→ **Description of the task**
Search the records below for the word "view" and show every line where it occurs.

→ **Records shown**
————
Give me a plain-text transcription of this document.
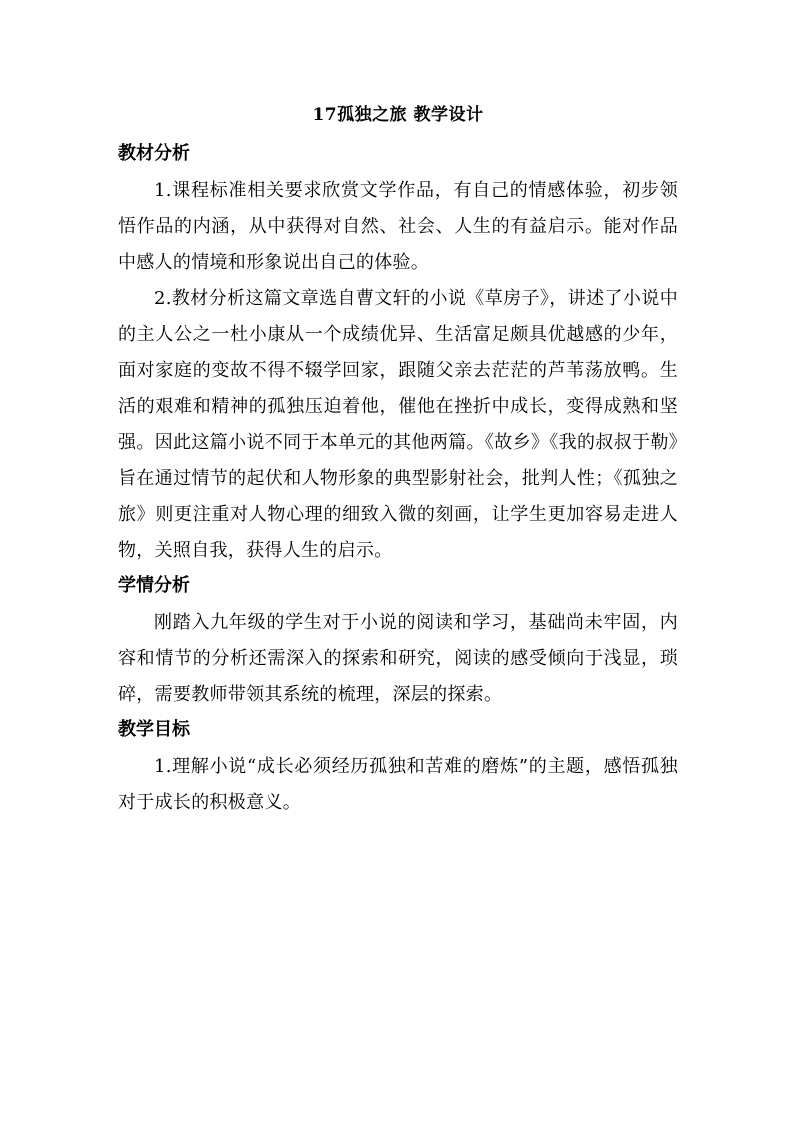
17孤独之旅 教学设计
教材分析

1.课程标准相关要求欣赏文学作品，有自己的情感体验，初步领悟作品的内涵，从中获得对自然、社会、人生的有益启示。能对作品中感人的情境和形象说出自己的体验。

2.教材分析这篇文章选自曹文轩的小说《草房子》，讲述了小说中的主人公之一杜小康从一个成绩优异、生活富足颇具优越感的少年，面对家庭的变故不得不辍学回家，跟随父亲去茫茫的芦苇荡放鸭。生活的艰难和精神的孤独压迫着他，催他在挫折中成长，变得成熟和坚强。因此这篇小说不同于本单元的其他两篇。《故乡》《我的叔叔于勒》旨在通过情节的起伏和人物形象的典型影射社会，批判人性；《孤独之旅》则更注重对人物心理的细致入微的刻画，让学生更加容易走进人物，关照自我，获得人生的启示。

学情分析

刚踏入九年级的学生对于小说的阅读和学习，基础尚未牢固，内容和情节的分析还需深入的探索和研究，阅读的感受倾向于浅显，琐碎，需要教师带领其系统的梳理，深层的探索。

教学目标

1.理解小说“成长必须经历孤独和苦难的磨炼”的主题，感悟孤独对于成长的积极意义。
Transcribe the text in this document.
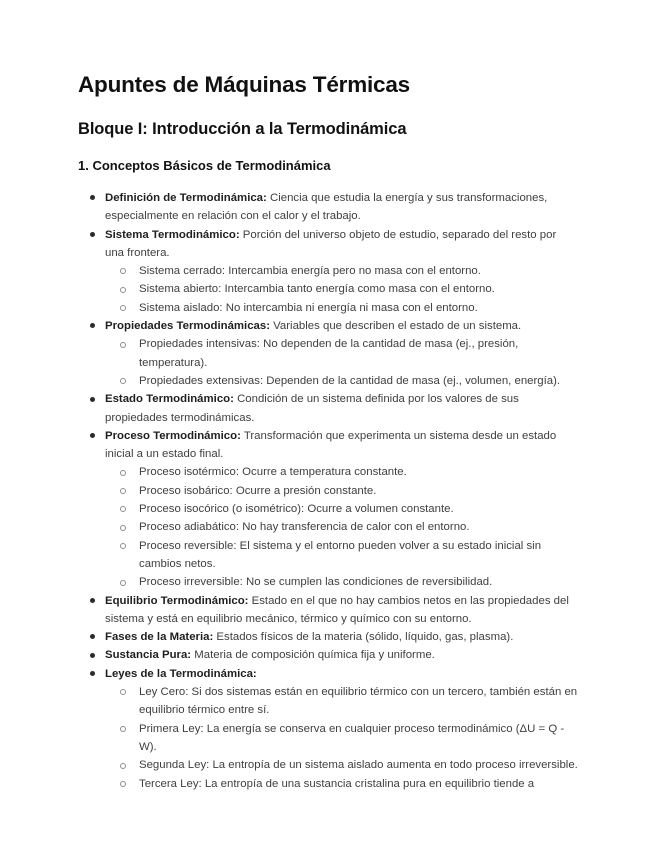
Apuntes de Máquinas Térmicas
Bloque I: Introducción a la Termodinámica
1. Conceptos Básicos de Termodinámica
Definición de Termodinámica: Ciencia que estudia la energía y sus transformaciones, especialmente en relación con el calor y el trabajo.
Sistema Termodinámico: Porción del universo objeto de estudio, separado del resto por una frontera.
Sistema cerrado: Intercambia energía pero no masa con el entorno.
Sistema abierto: Intercambia tanto energía como masa con el entorno.
Sistema aislado: No intercambia ni energía ni masa con el entorno.
Propiedades Termodinámicas: Variables que describen el estado de un sistema.
Propiedades intensivas: No dependen de la cantidad de masa (ej., presión, temperatura).
Propiedades extensivas: Dependen de la cantidad de masa (ej., volumen, energía).
Estado Termodinámico: Condición de un sistema definida por los valores de sus propiedades termodinámicas.
Proceso Termodinámico: Transformación que experimenta un sistema desde un estado inicial a un estado final.
Proceso isotérmico: Ocurre a temperatura constante.
Proceso isobárico: Ocurre a presión constante.
Proceso isocórico (o isométrico): Ocurre a volumen constante.
Proceso adiabático: No hay transferencia de calor con el entorno.
Proceso reversible: El sistema y el entorno pueden volver a su estado inicial sin cambios netos.
Proceso irreversible: No se cumplen las condiciones de reversibilidad.
Equilibrio Termodinámico: Estado en el que no hay cambios netos en las propiedades del sistema y está en equilibrio mecánico, térmico y químico con su entorno.
Fases de la Materia: Estados físicos de la materia (sólido, líquido, gas, plasma).
Sustancia Pura: Materia de composición química fija y uniforme.
Leyes de la Termodinámica:
Ley Cero: Si dos sistemas están en equilibrio térmico con un tercero, también están en equilibrio térmico entre sí.
Primera Ley: La energía se conserva en cualquier proceso termodinámico (ΔU = Q - W).
Segunda Ley: La entropía de un sistema aislado aumenta en todo proceso irreversible.
Tercera Ley: La entropía de una sustancia cristalina pura en equilibrio tiende a
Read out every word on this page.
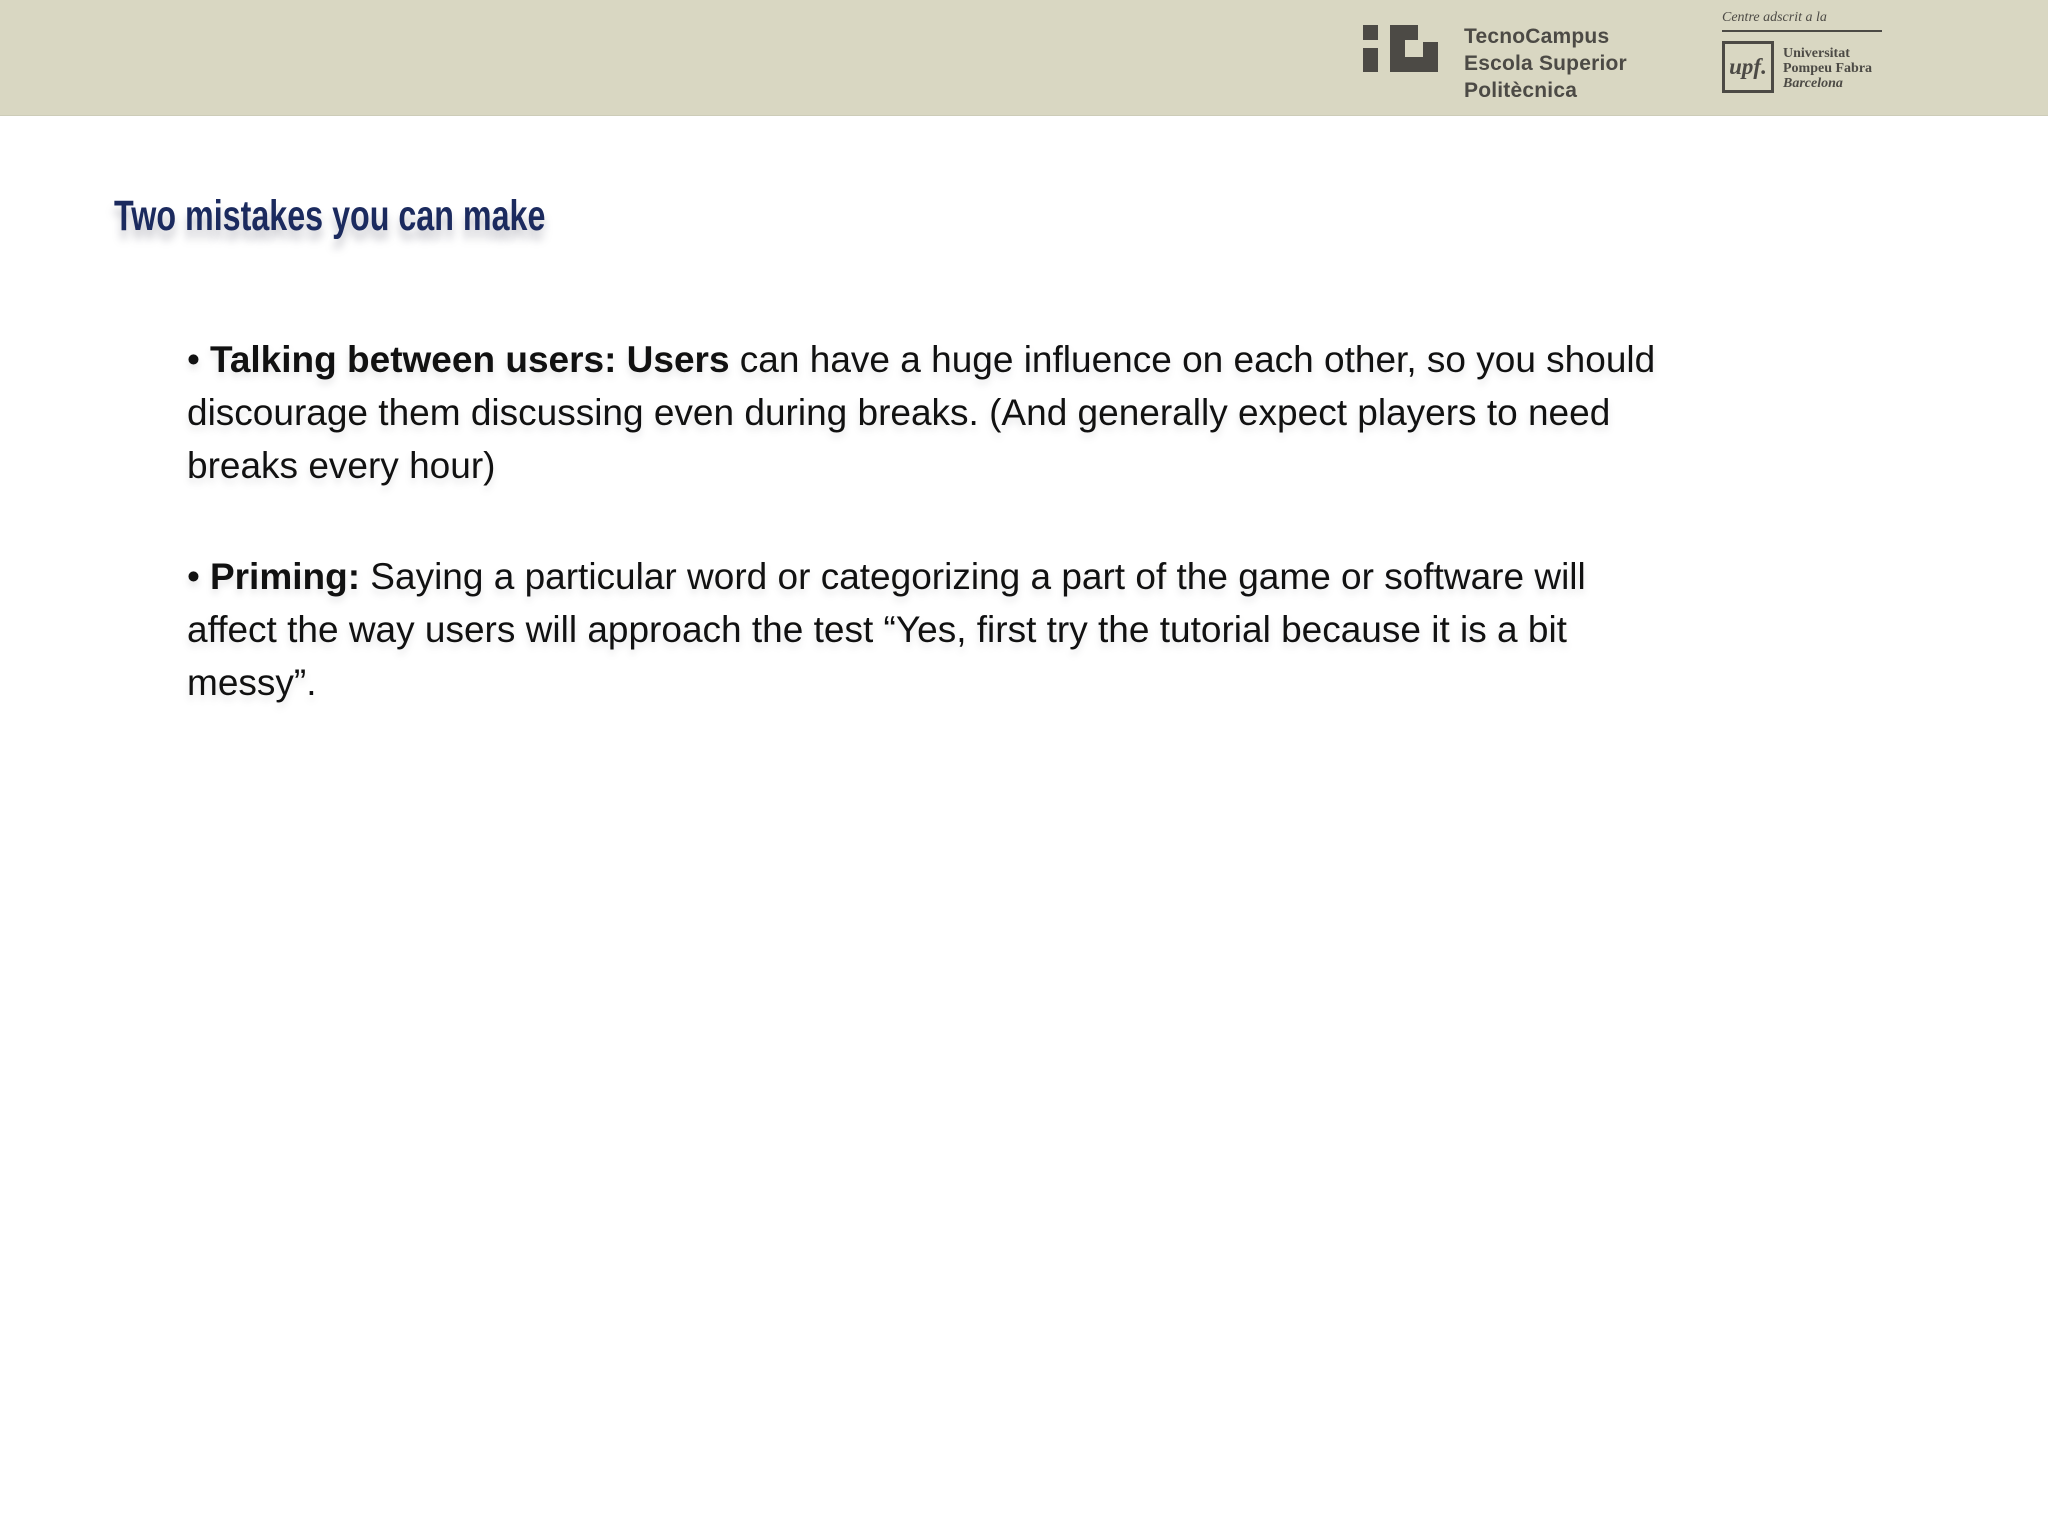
TecnoCampus
Escola Superior
Politècnica
Centre adscrit a la
upf.
Universitat
Pompeu Fabra
Barcelona
Two mistakes you can make

• Talking between users: Users can have a huge influence on each other, so you should
discourage them discussing even during breaks. (And generally expect players to need
breaks every hour)

• Priming: Saying a particular word or categorizing a part of the game or software will
affect the way users will approach the test “Yes, first try the tutorial because it is a bit
messy”.
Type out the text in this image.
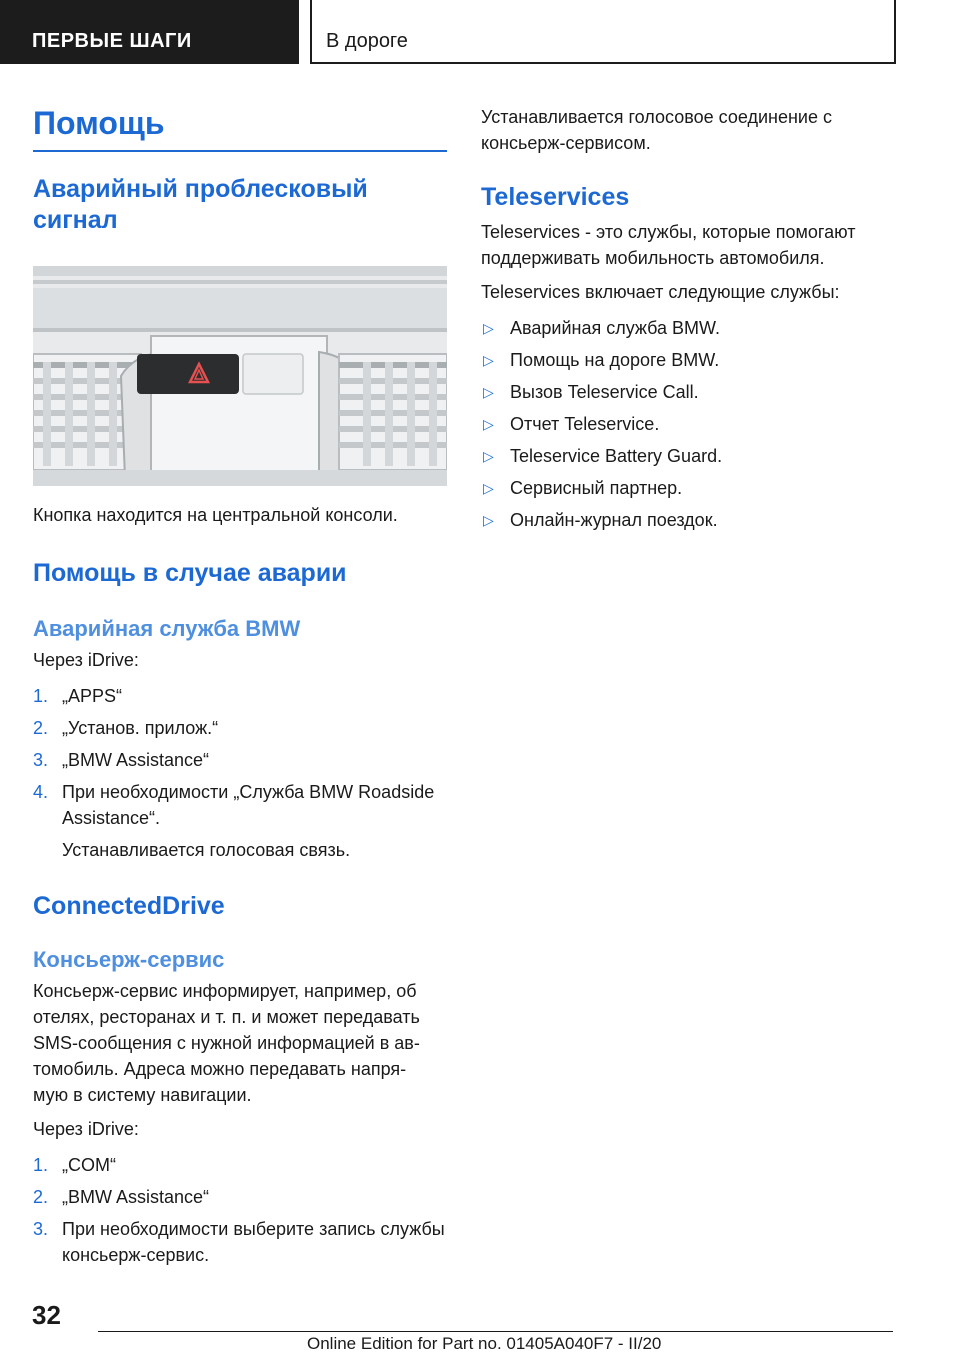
ПЕРВЫЕ ШАГИ	В дороге
Помощь
Аварийный проблесковый
сигнал

Кнопка находится на центральной консоли.

Помощь в случае аварии
Аварийная служба BMW

Через iDrive:

1. „APPS“
2. „Установ. прилож.“
3. „BMW Assistance“
4. При необходимости „Служба BMW Roadside Assistance“.

Устанавливается голосовая связь.

ConnectedDrive
Консьерж-сервис

Консьерж-сервис информирует, например, об
отелях, ресторанах и т. п. и может передавать
SMS-сообщения с нужной информацией в ав-
томобиль. Адреса можно передавать напря-
мую в систему навигации.

Через iDrive:

1. „COM“
2. „BMW Assistance“
3. При необходимости выберите запись службы консьерж-сервис.

Устанавливается голосовое соединение с консьерж-сервисом.

Teleservices

Teleservices - это службы, которые помогают поддерживать мобильность автомобиля.

Teleservices включает следующие службы:

▷ Аварийная служба BMW.
▷ Помощь на дороге BMW.
▷ Вызов Teleservice Call.
▷ Отчет Teleservice.
▷ Teleservice Battery Guard.
▷ Сервисный партнер.
▷ Онлайн-журнал поездок.
32
Online Edition for Part no. 01405A040F7 - II/20
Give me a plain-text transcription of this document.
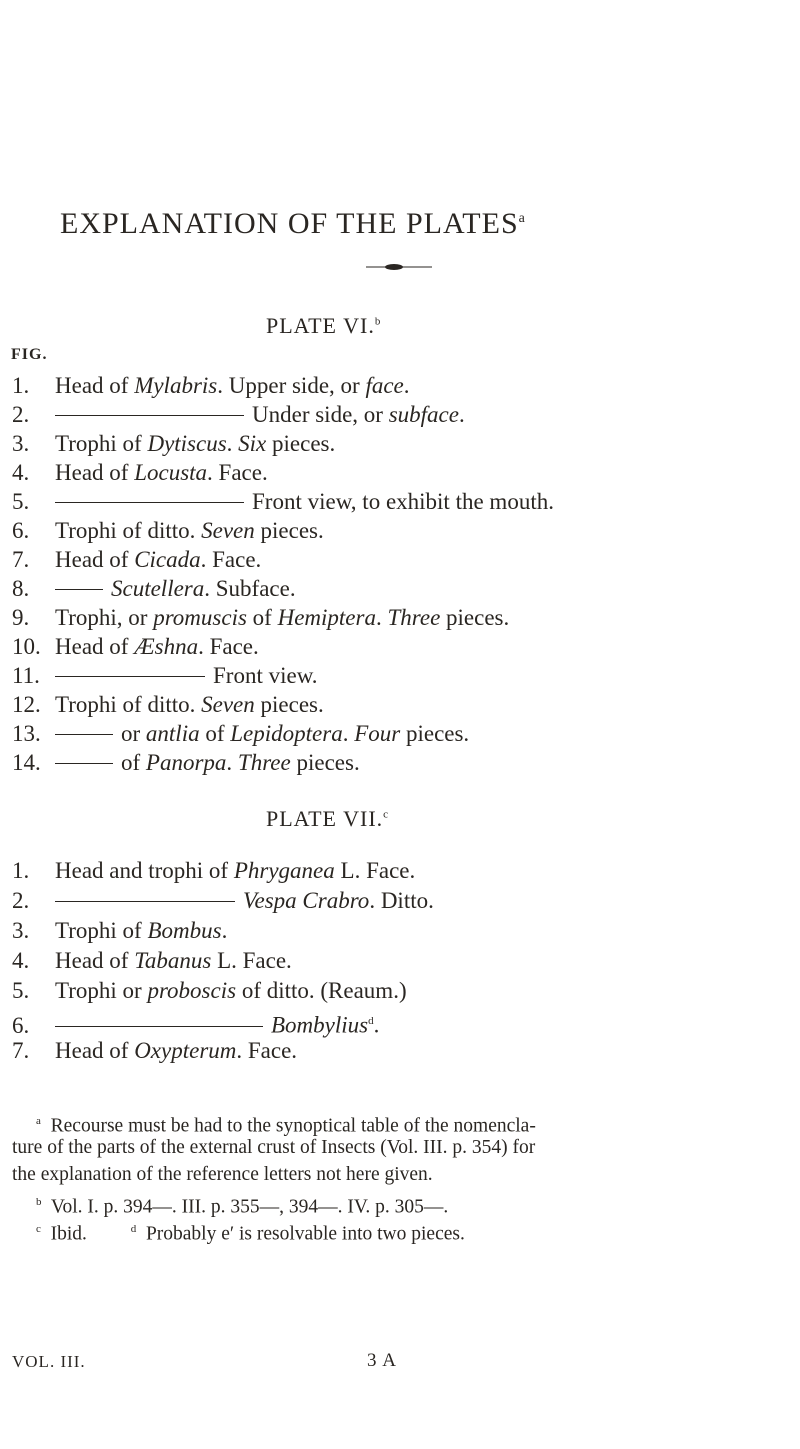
EXPLANATION OF THE PLATES$^a$
PLATE VI.$^b$
FIG.
1. Head of Mylabris. Upper side, or face.
2.	Under side, or subface.
3. Trophi of Dytiscus. Six pieces.
4. Head of Locusta. Face.
5.	Front view, to exhibit the mouth.
6. Trophi of ditto. Seven pieces.
7. Head of Cicada. Face.
8.	Scutellera. Subface.
9. Trophi, or promuscis of Hemiptera. Three pieces.
10. Head of Æshna. Face.
11.	Front view.
12. Trophi of ditto. Seven pieces.
13.	or antlia of Lepidoptera. Four pieces.
14.	of Panorpa. Three pieces.
PLATE VII.$^c$
1. Head and trophi of Phryganea L. Face.
2.	Vespa Crabro. Ditto.
3. Trophi of Bombus.
4. Head of Tabanus L. Face.
5. Trophi or proboscis of ditto. (Reaum.)
6.	Bombylius$^d$.
7. Head of Oxypterum. Face.
$^a$ Recourse must be had to the synoptical table of the nomencla-
ture of the parts of the external crust of Insects (Vol. III. p. 354) for
the explanation of the reference letters not here given.
$^b$ Vol. I. p. 394—. III. p. 355—, 394—. IV. p. 305—.
$^c$ Ibid.	$^d$ Probably e′ is resolvable into two pieces.
VOL. III.	3 A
————
→ **Task response**
5.	Front view, to exhibit the mouth.
11.	Front view.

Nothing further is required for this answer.